___ Stored rows ___

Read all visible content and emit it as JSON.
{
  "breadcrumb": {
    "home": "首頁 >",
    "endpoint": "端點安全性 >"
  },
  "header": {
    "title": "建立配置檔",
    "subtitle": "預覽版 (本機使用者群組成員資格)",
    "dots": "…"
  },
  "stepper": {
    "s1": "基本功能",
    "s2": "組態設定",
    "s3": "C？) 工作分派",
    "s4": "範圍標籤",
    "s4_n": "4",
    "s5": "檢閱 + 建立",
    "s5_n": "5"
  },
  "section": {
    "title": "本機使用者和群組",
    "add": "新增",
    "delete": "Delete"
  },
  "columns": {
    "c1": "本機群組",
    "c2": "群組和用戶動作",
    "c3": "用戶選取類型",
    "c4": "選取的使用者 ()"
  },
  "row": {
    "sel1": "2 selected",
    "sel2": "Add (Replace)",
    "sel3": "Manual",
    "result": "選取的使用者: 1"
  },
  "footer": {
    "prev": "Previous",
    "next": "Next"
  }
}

___

Exercise: Quote the entire listing above exactly.

Response:
Read all visible content and emit it as JSON.
{
  "breadcrumb": {
    "home": "首頁 >",
    "endpoint": "端點安全性 >"
  },
  "header": {
    "title": "建立配置檔",
    "subtitle": "預覽版 (本機使用者群組成員資格)",
    "dots": "…"
  },
  "stepper": {
    "s1": "基本功能",
    "s2": "組態設定",
    "s3": "C？) 工作分派",
    "s4": "範圍標籤",
    "s4_n": "4",
    "s5": "檢閱 + 建立",
    "s5_n": "5"
  },
  "section": {
    "title": "本機使用者和群組",
    "add": "新增",
    "delete": "Delete"
  },
  "columns": {
    "c1": "本機群組",
    "c2": "群組和用戶動作",
    "c3": "用戶選取類型",
    "c4": "選取的使用者 ()"
  },
  "row": {
    "sel1": "2 selected",
    "sel2": "Add (Replace)",
    "sel3": "Manual",
    "result": "選取的使用者: 1"
  },
  "footer": {
    "prev": "Previous",
    "next": "Next"
  }
}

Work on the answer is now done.